# Given task:
Keep the pictures out and restate every record exactly.

Collected data entries
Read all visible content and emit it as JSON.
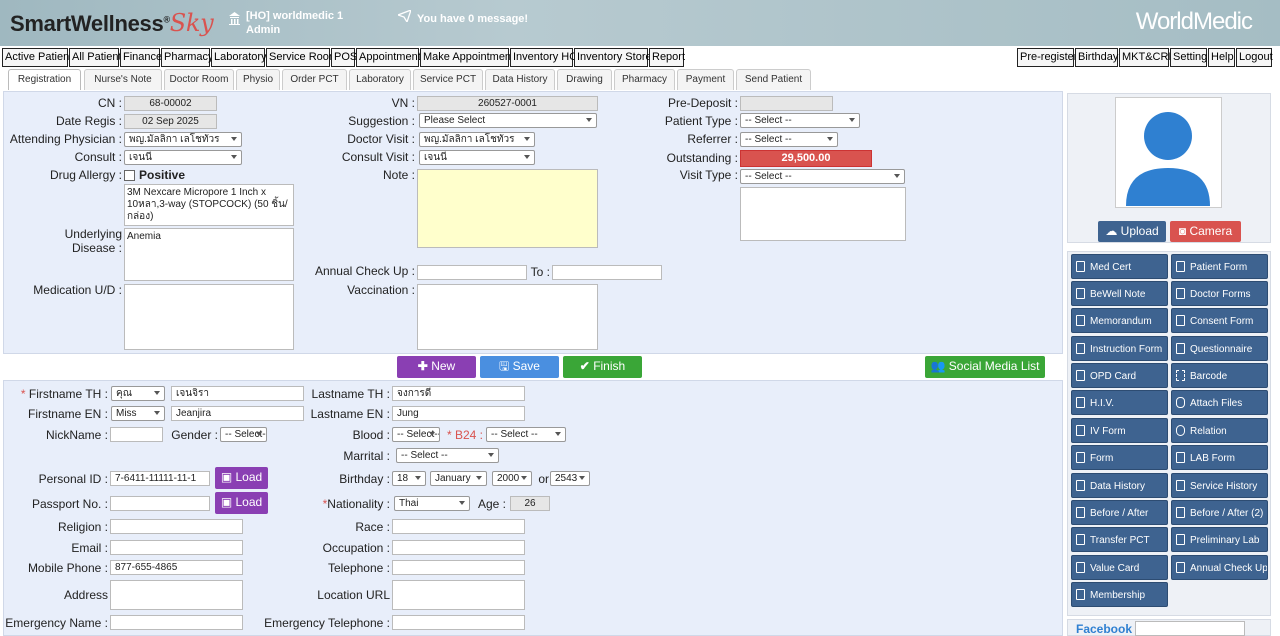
{
  "header": {
    "logo_main": "SmartWellness",
    "logo_reg": "®",
    "logo_sky": "Sky",
    "hospital": "[HO] worldmedic 1",
    "user": "Admin",
    "message": "You have 0 message!",
    "brand": "WorldMedic"
  },
  "menu_left": [
    "Active Patient",
    "All Patient",
    "Finance",
    "Pharmacy",
    "Laboratory",
    "Service Room",
    "POS",
    "Appointment",
    "Make Appointment",
    "Inventory HO",
    "Inventory Store",
    "Report"
  ],
  "menu_right": [
    "Pre-register",
    "Birthday",
    "MKT&CRM",
    "Setting",
    "Help",
    "Logout"
  ],
  "tabs": [
    "Registration",
    "Nurse's Note",
    "Doctor Room",
    "Physio",
    "Order PCT",
    "Laboratory",
    "Service PCT",
    "Data History",
    "Drawing",
    "Pharmacy",
    "Payment",
    "Send Patient"
  ],
  "visit": {
    "cn_label": "CN :",
    "cn": "68-00002",
    "date_label": "Date Regis :",
    "date": "02 Sep 2025",
    "attending_label": "Attending Physician :",
    "attending": "พญ.มัลลิกา เลโชทัวร",
    "consult_label": "Consult :",
    "consult": "เจนนี่",
    "drug_label": "Drug Allergy :",
    "drug_positive": "Positive",
    "drug_text": "3M Nexcare Micropore 1 Inch x 10หลา,3-way (STOPCOCK) (50 ชิ้น/กล่อง)",
    "underlying_label": "Underlying Disease :",
    "underlying": "Anemia",
    "medication_label": "Medication U/D :",
    "vn_label": "VN :",
    "vn": "260527-0001",
    "suggestion_label": "Suggestion :",
    "suggestion": "Please Select",
    "doctor_visit_label": "Doctor Visit :",
    "doctor_visit": "พญ.มัลลิกา เลโชทัวร",
    "consult_visit_label": "Consult Visit :",
    "consult_visit": "เจนนี่",
    "note_label": "Note :",
    "annual_label": "Annual Check Up :",
    "to_label": "To :",
    "vaccination_label": "Vaccination :",
    "predeposit_label": "Pre-Deposit :",
    "patient_type_label": "Patient Type :",
    "patient_type": "-- Select --",
    "referrer_label": "Referrer :",
    "referrer": "-- Select --",
    "outstanding_label": "Outstanding :",
    "outstanding": "29,500.00",
    "visit_type_label": "Visit Type :",
    "visit_type": "-- Select --"
  },
  "actions": {
    "new": "New",
    "save": "Save",
    "finish": "Finish",
    "social": "Social Media List"
  },
  "patient": {
    "fname_th_label": "Firstname TH :",
    "title_th": "คุณ",
    "fname_th": "เจนจิรา",
    "lname_th_label": "Lastname TH :",
    "lname_th": "จงการดี",
    "fname_en_label": "Firstname EN :",
    "title_en": "Miss",
    "fname_en": "Jeanjira",
    "lname_en_label": "Lastname EN :",
    "lname_en": "Jung",
    "nickname_label": "NickName :",
    "gender_label": "Gender :",
    "gender": "-- Select--",
    "blood_label": "Blood :",
    "blood": "-- Select--",
    "b24_label": "B24 :",
    "b24": "-- Select --",
    "marital_label": "Marrital :",
    "marital": "-- Select --",
    "pid_label": "Personal ID :",
    "pid": "7-6411-11111-11-1",
    "load": "Load",
    "birthday_label": "Birthday :",
    "bday": "18",
    "bmonth": "January",
    "byear": "2000",
    "or": "or",
    "byear_th": "2543",
    "passport_label": "Passport No. :",
    "nationality_label": "Nationality :",
    "nationality": "Thai",
    "age_label": "Age :",
    "age": "26",
    "religion_label": "Religion :",
    "race_label": "Race :",
    "email_label": "Email :",
    "occupation_label": "Occupation :",
    "mobile_label": "Mobile Phone :",
    "mobile": "877-655-4865",
    "telephone_label": "Telephone :",
    "address_label": "Address",
    "location_label": "Location URL",
    "emergency_label": "Emergency Name :",
    "emergency_tel_label": "Emergency Telephone :"
  },
  "sidebar": {
    "upload": "Upload",
    "camera": "Camera",
    "buttons": [
      "Med Cert",
      "Patient Form",
      "BeWell Note",
      "Doctor Forms",
      "Memorandum",
      "Consent Form",
      "Instruction Form",
      "Questionnaire",
      "OPD Card",
      "Barcode",
      "H.I.V.",
      "Attach Files",
      "IV Form",
      "Relation",
      "Form",
      "LAB Form",
      "Data History",
      "Service History",
      "Before / After",
      "Before / After (2)",
      "Transfer PCT",
      "Preliminary Lab",
      "Value Card",
      "Annual Check Up",
      "Membership"
    ],
    "facebook": "Facebook :"
  },
  "colors": {
    "purple": "#8a3fb3",
    "blue": "#4a8fe0",
    "green": "#3aa637",
    "navy": "#3e6390",
    "red": "#d9534f"
  }
}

# Response below:
Read all visible content and emit it as JSON.
{
  "header": {
    "logo_main": "SmartWellness",
    "logo_reg": "®",
    "logo_sky": "Sky",
    "hospital": "[HO] worldmedic 1",
    "user": "Admin",
    "message": "You have 0 message!",
    "brand": "WorldMedic"
  },
  "menu_left": [
    "Active Patient",
    "All Patient",
    "Finance",
    "Pharmacy",
    "Laboratory",
    "Service Room",
    "POS",
    "Appointment",
    "Make Appointment",
    "Inventory HO",
    "Inventory Store",
    "Report"
  ],
  "menu_right": [
    "Pre-register",
    "Birthday",
    "MKT&CRM",
    "Setting",
    "Help",
    "Logout"
  ],
  "tabs": [
    "Registration",
    "Nurse's Note",
    "Doctor Room",
    "Physio",
    "Order PCT",
    "Laboratory",
    "Service PCT",
    "Data History",
    "Drawing",
    "Pharmacy",
    "Payment",
    "Send Patient"
  ],
  "visit": {
    "cn_label": "CN :",
    "cn": "68-00002",
    "date_label": "Date Regis :",
    "date": "02 Sep 2025",
    "attending_label": "Attending Physician :",
    "attending": "พญ.มัลลิกา เลโชทัวร",
    "consult_label": "Consult :",
    "consult": "เจนนี่",
    "drug_label": "Drug Allergy :",
    "drug_positive": "Positive",
    "drug_text": "3M Nexcare Micropore 1 Inch x 10หลา,3-way (STOPCOCK) (50 ชิ้น/กล่อง)",
    "underlying_label": "Underlying Disease :",
    "underlying": "Anemia",
    "medication_label": "Medication U/D :",
    "vn_label": "VN :",
    "vn": "260527-0001",
    "suggestion_label": "Suggestion :",
    "suggestion": "Please Select",
    "doctor_visit_label": "Doctor Visit :",
    "doctor_visit": "พญ.มัลลิกา เลโชทัวร",
    "consult_visit_label": "Consult Visit :",
    "consult_visit": "เจนนี่",
    "note_label": "Note :",
    "annual_label": "Annual Check Up :",
    "to_label": "To :",
    "vaccination_label": "Vaccination :",
    "predeposit_label": "Pre-Deposit :",
    "patient_type_label": "Patient Type :",
    "patient_type": "-- Select --",
    "referrer_label": "Referrer :",
    "referrer": "-- Select --",
    "outstanding_label": "Outstanding :",
    "outstanding": "29,500.00",
    "visit_type_label": "Visit Type :",
    "visit_type": "-- Select --"
  },
  "actions": {
    "new": "New",
    "save": "Save",
    "finish": "Finish",
    "social": "Social Media List"
  },
  "patient": {
    "fname_th_label": "Firstname TH :",
    "title_th": "คุณ",
    "fname_th": "เจนจิรา",
    "lname_th_label": "Lastname TH :",
    "lname_th": "จงการดี",
    "fname_en_label": "Firstname EN :",
    "title_en": "Miss",
    "fname_en": "Jeanjira",
    "lname_en_label": "Lastname EN :",
    "lname_en": "Jung",
    "nickname_label": "NickName :",
    "gender_label": "Gender :",
    "gender": "-- Select--",
    "blood_label": "Blood :",
    "blood": "-- Select--",
    "b24_label": "B24 :",
    "b24": "-- Select --",
    "marital_label": "Marrital :",
    "marital": "-- Select --",
    "pid_label": "Personal ID :",
    "pid": "7-6411-11111-11-1",
    "load": "Load",
    "birthday_label": "Birthday :",
    "bday": "18",
    "bmonth": "January",
    "byear": "2000",
    "or": "or",
    "byear_th": "2543",
    "passport_label": "Passport No. :",
    "nationality_label": "Nationality :",
    "nationality": "Thai",
    "age_label": "Age :",
    "age": "26",
    "religion_label": "Religion :",
    "race_label": "Race :",
    "email_label": "Email :",
    "occupation_label": "Occupation :",
    "mobile_label": "Mobile Phone :",
    "mobile": "877-655-4865",
    "telephone_label": "Telephone :",
    "address_label": "Address",
    "location_label": "Location URL",
    "emergency_label": "Emergency Name :",
    "emergency_tel_label": "Emergency Telephone :"
  },
  "sidebar": {
    "upload": "Upload",
    "camera": "Camera",
    "buttons": [
      "Med Cert",
      "Patient Form",
      "BeWell Note",
      "Doctor Forms",
      "Memorandum",
      "Consent Form",
      "Instruction Form",
      "Questionnaire",
      "OPD Card",
      "Barcode",
      "H.I.V.",
      "Attach Files",
      "IV Form",
      "Relation",
      "Form",
      "LAB Form",
      "Data History",
      "Service History",
      "Before / After",
      "Before / After (2)",
      "Transfer PCT",
      "Preliminary Lab",
      "Value Card",
      "Annual Check Up",
      "Membership"
    ],
    "facebook": "Facebook :"
  },
  "colors": {
    "purple": "#8a3fb3",
    "blue": "#4a8fe0",
    "green": "#3aa637",
    "navy": "#3e6390",
    "red": "#d9534f"
  }
}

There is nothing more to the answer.